# Directions:
Copy each line below in which the word "name" occurs.

-- Start Data to process --

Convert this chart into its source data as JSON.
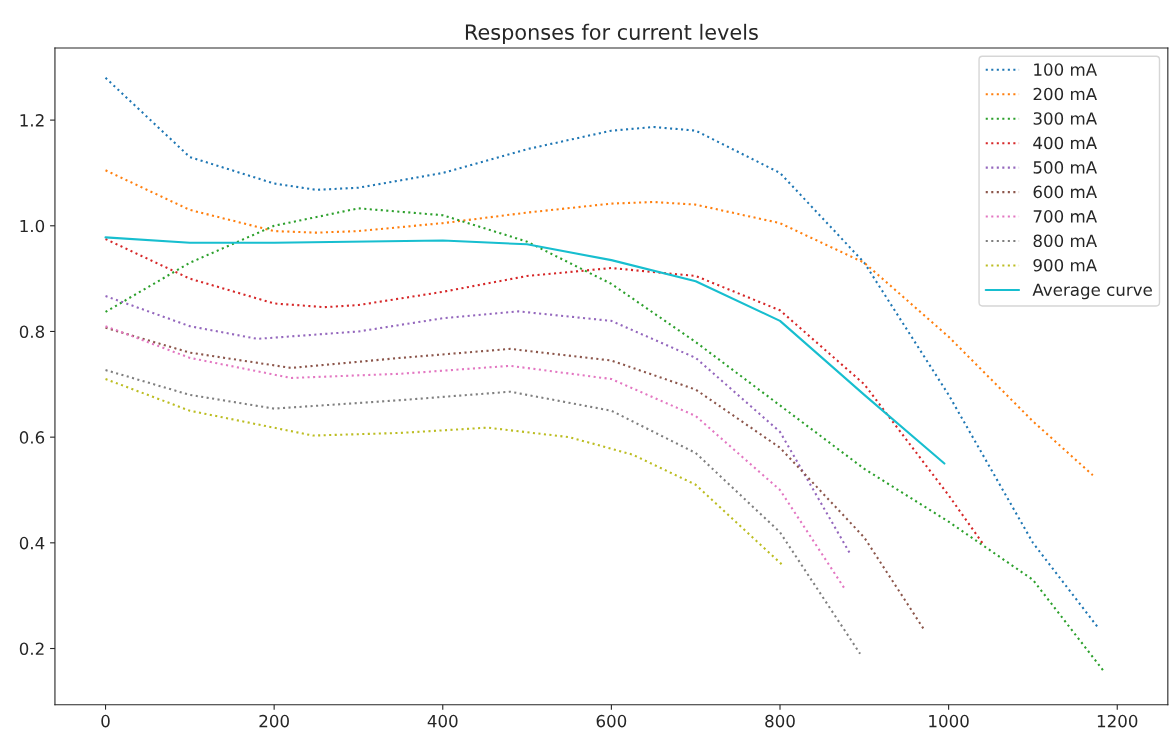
{
  "chart_data": {
    "type": "line",
    "title": "Responses for current levels",
    "xlim": [
      -60,
      1260
    ],
    "ylim": [
      0.0935,
      1.3365
    ],
    "xticks": [
      0,
      200,
      400,
      600,
      800,
      1000,
      1200
    ],
    "yticks": [
      0.2,
      0.4,
      0.6,
      0.8,
      {
        "value": 1,
        "label": "1.0"
      },
      1.2
    ],
    "legend": "top right",
    "grid": false,
    "marker": "none",
    "series": [
      {
        "name": "100 mA",
        "color": "#1f77b4",
        "line_style": "dotted",
        "x": [
          0,
          100,
          200,
          250,
          300,
          400,
          500,
          600,
          650,
          700,
          800,
          900,
          1000,
          1100,
          1177
        ],
        "values": [
          1.28,
          1.13,
          1.08,
          1.068,
          1.072,
          1.1,
          1.145,
          1.18,
          1.187,
          1.18,
          1.1,
          0.93,
          0.68,
          0.4,
          0.24
        ]
      },
      {
        "name": "200 mA",
        "color": "#ff7f0e",
        "line_style": "dotted",
        "x": [
          0,
          100,
          200,
          250,
          300,
          400,
          500,
          600,
          650,
          700,
          800,
          900,
          1000,
          1100,
          1171
        ],
        "values": [
          1.105,
          1.03,
          0.99,
          0.987,
          0.99,
          1.005,
          1.025,
          1.042,
          1.045,
          1.04,
          1.005,
          0.93,
          0.79,
          0.63,
          0.528
        ]
      },
      {
        "name": "300 mA",
        "color": "#2ca02c",
        "line_style": "dotted",
        "x": [
          0,
          100,
          200,
          300,
          400,
          500,
          600,
          700,
          800,
          900,
          1000,
          1100,
          1185
        ],
        "values": [
          0.837,
          0.93,
          1.0,
          1.033,
          1.02,
          0.97,
          0.89,
          0.78,
          0.66,
          0.54,
          0.44,
          0.33,
          0.155
        ]
      },
      {
        "name": "400 mA",
        "color": "#d62728",
        "line_style": "dotted",
        "x": [
          0,
          100,
          200,
          260,
          300,
          400,
          500,
          600,
          700,
          800,
          900,
          1000,
          1040
        ],
        "values": [
          0.975,
          0.9,
          0.853,
          0.846,
          0.85,
          0.875,
          0.905,
          0.92,
          0.905,
          0.84,
          0.7,
          0.49,
          0.4
        ]
      },
      {
        "name": "500 mA",
        "color": "#9467bd",
        "line_style": "dotted",
        "x": [
          0,
          100,
          180,
          300,
          400,
          490,
          600,
          700,
          800,
          884
        ],
        "values": [
          0.867,
          0.81,
          0.786,
          0.8,
          0.825,
          0.838,
          0.82,
          0.75,
          0.61,
          0.377
        ]
      },
      {
        "name": "600 mA",
        "color": "#8c564b",
        "line_style": "dotted",
        "x": [
          0,
          100,
          220,
          350,
          480,
          600,
          700,
          800,
          900,
          970
        ],
        "values": [
          0.807,
          0.76,
          0.731,
          0.75,
          0.767,
          0.745,
          0.69,
          0.58,
          0.41,
          0.238
        ]
      },
      {
        "name": "700 mA",
        "color": "#e377c2",
        "line_style": "dotted",
        "x": [
          0,
          100,
          220,
          350,
          480,
          600,
          700,
          800,
          878
        ],
        "values": [
          0.81,
          0.75,
          0.712,
          0.72,
          0.735,
          0.71,
          0.64,
          0.5,
          0.31
        ]
      },
      {
        "name": "800 mA",
        "color": "#7f7f7f",
        "line_style": "dotted",
        "x": [
          0,
          100,
          200,
          350,
          480,
          600,
          700,
          800,
          895
        ],
        "values": [
          0.727,
          0.68,
          0.654,
          0.67,
          0.686,
          0.65,
          0.57,
          0.42,
          0.19
        ]
      },
      {
        "name": "900 mA",
        "color": "#bcbd22",
        "line_style": "dotted",
        "x": [
          0,
          100,
          246,
          350,
          453,
          550,
          625,
          700,
          803
        ],
        "values": [
          0.71,
          0.65,
          0.603,
          0.608,
          0.618,
          0.6,
          0.567,
          0.51,
          0.358
        ]
      },
      {
        "name": "Average curve",
        "color": "#17becf",
        "line_style": "solid",
        "x": [
          0,
          100,
          200,
          400,
          500,
          600,
          700,
          800,
          900,
          995
        ],
        "values": [
          0.978,
          0.968,
          0.968,
          0.972,
          0.965,
          0.935,
          0.895,
          0.82,
          0.68,
          0.55
        ]
      }
    ]
  }
}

-- End Data to process --

# Written answer:
        "name": "100 mA",
        "name": "200 mA",
        "name": "300 mA",
        "name": "400 mA",
        "name": "500 mA",
        "name": "600 mA",
        "name": "700 mA",
        "name": "800 mA",
        "name": "900 mA",
        "name": "Average curve",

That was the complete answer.